### Records shown

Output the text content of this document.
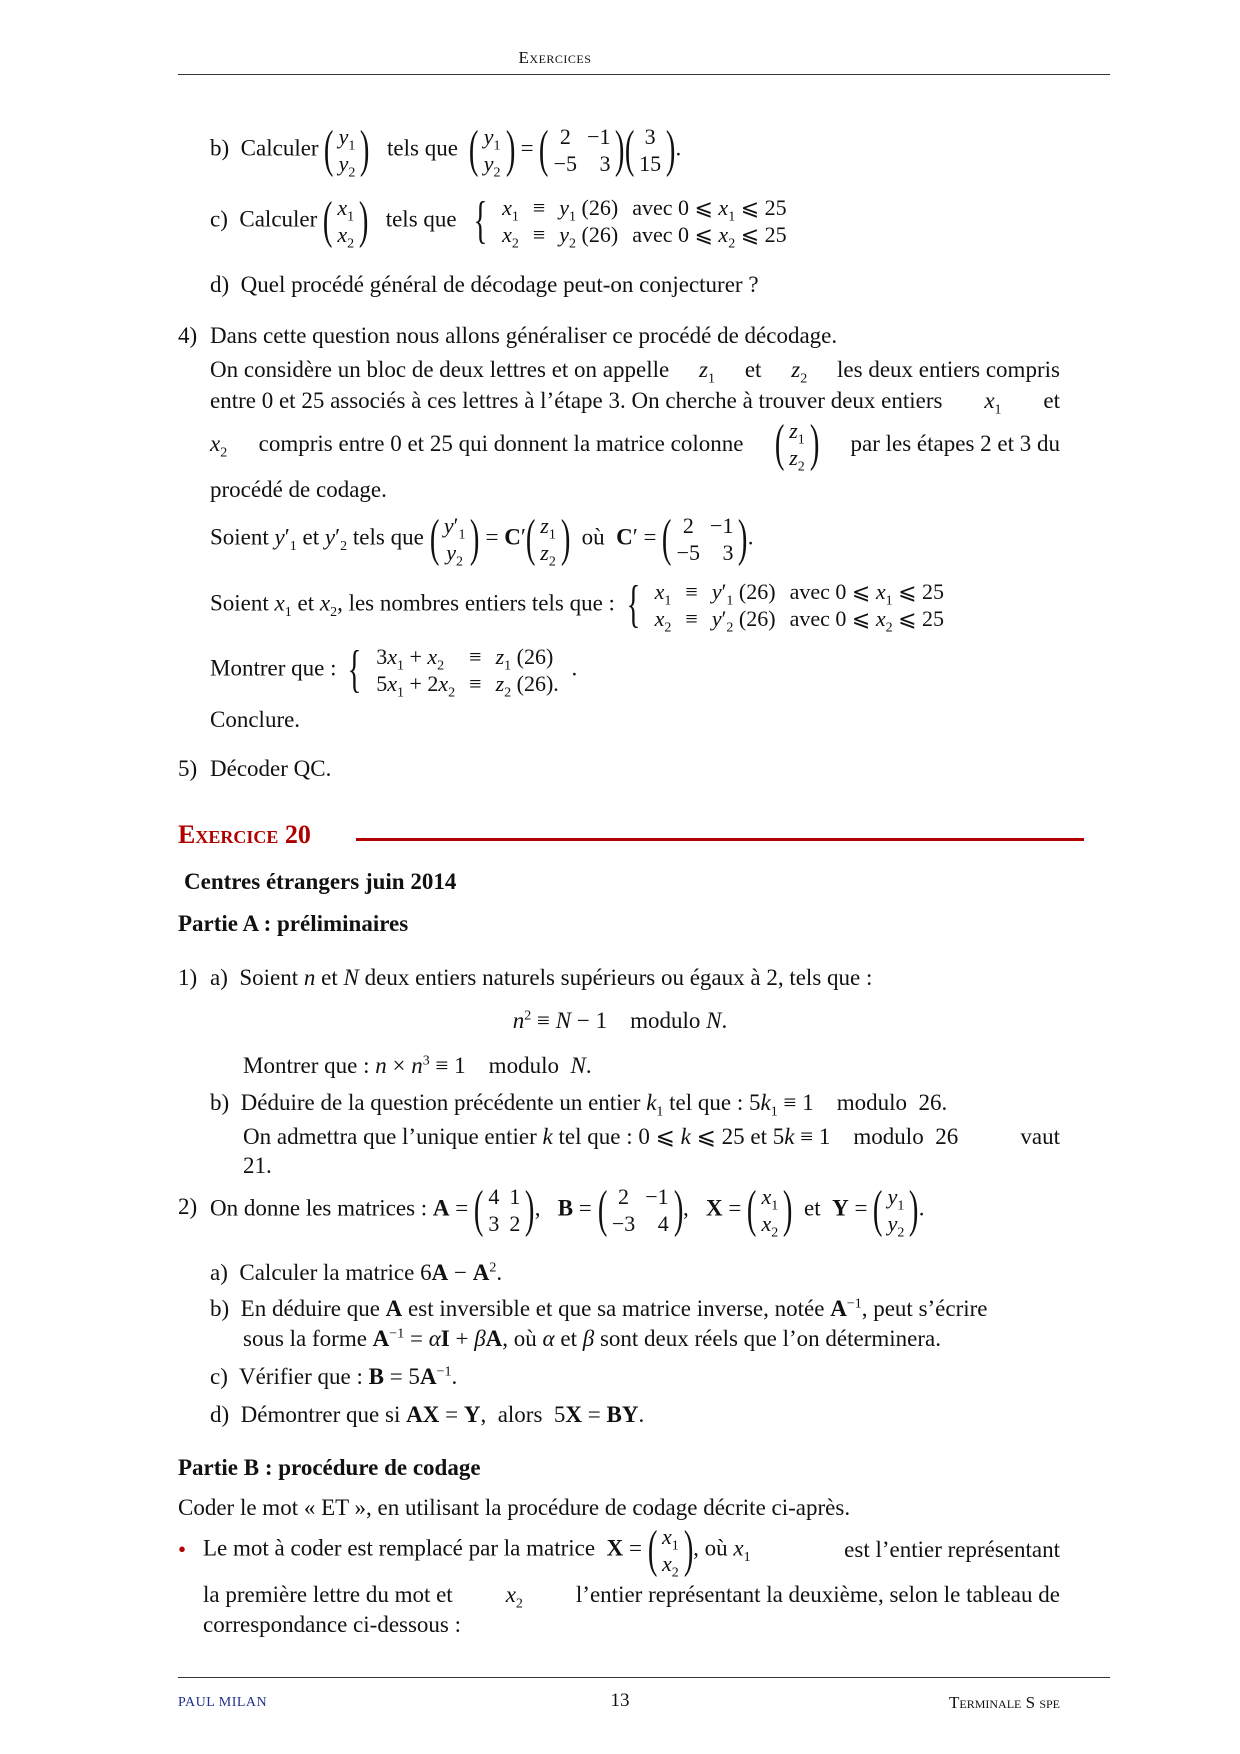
Exercices
b) Calculer ( $y_1$
$y_2$ ) tels que ( $y_1$
$y_2$ ) = ( 2	−1
−5	3 ) ( 3
15 ) .
c) Calculer ( $x_1$
$x_2$ ) tels que { $x_1$	≡	$y_1$ (26)	avec 0 ⩽ $x_1$ ⩽ 25
$x_2$	≡	$y_2$ (26)	avec 0 ⩽ $x_2$ ⩽ 25
d) Quel procédé général de décodage peut-on conjecturer ?
4) Dans cette question nous allons généraliser ce procédé de décodage.
On considère un bloc de deux lettres et on appelle $z_1$ et $z_2$ les deux entiers compris
entre 0 et 25 associés à ces lettres à l’étape 3. On cherche à trouver deux entiers $x_1$ et
$x_2$ compris entre 0 et 25 qui donnent la matrice colonne ( $z_1$
$z_2$ ) par les étapes 2 et 3 du
procédé de codage.
Soient $y'_1$ et $y'_2$ tels que ( $y'_1$
$y_2$ ) = C′ ( $z_1$
$z_2$ ) où C′ = ( 2	−1
−5	3 ) .
Soient $x_1$ et $x_2$, les nombres entiers tels que : { $x_1$	≡	$y'_1$ (26)	avec 0 ⩽ $x_1$ ⩽ 25
$x_2$	≡	$y'_2$ (26)	avec 0 ⩽ $x_2$ ⩽ 25
Montrer que : { $3x_1 + x_2$	≡	$z_1$ (26)
$5x_1 + 2x_2$	≡	$z_2$ (26).
.
Conclure.
5) Décoder QC.
Exercice 20
Centres étrangers juin 2014
Partie A : préliminaires
1) a)  Soient n et N deux entiers naturels supérieurs ou égaux à 2, tels que :
$n^2 \equiv N - 1$    modulo N.
Montrer que : $n \times n^3 \equiv 1$    modulo  N.
b) Déduire de la question précédente un entier $k_1$ tel que : $5k_1 \equiv 1$    modulo  26.
On admettra que l’unique entier k tel que : 0 ⩽ k ⩽ 25 et 5k ≡ 1    modulo  26	vaut
21.
2) On donne les matrices : A = ( 4	1
3	2 ) ,   B = ( 2	−1
−3	4 ) ,   X = ( $x_1$
$x_2$ ) et  Y = ( $y_1$
$y_2$ ) .
a) Calculer la matrice $6A - A^2$.
b) En déduire que A est inversible et que sa matrice inverse, notée $A^{-1}$, peut s’écrire
sous la forme $A^{-1} = \alpha I + \beta A$, où α et β sont deux réels que l’on déterminera.
c) Vérifier que : $B = 5A^{-1}$.
d) Démontrer que si AX = Y,  alors  5X = BY.
Partie B : procédure de codage
Coder le mot « ET », en utilisant la procédure de codage décrite ci-après.
• Le mot à coder est remplacé par la matrice X = ( $x_1$
$x_2$ ) , où $x_1$	est l’entier représentant
la première lettre du mot et $x_2$ l’entier représentant la deuxième, selon le tableau de
correspondance ci-dessous :
PAUL MILAN	13	Terminale S spe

### Short task
Pick out and copy the lines of the entries that hold the string "procédé".

### Complete response
d) Quel procédé général de décodage peut-on conjecturer ?
4) Dans cette question nous allons généraliser ce procédé de décodage.
procédé de codage.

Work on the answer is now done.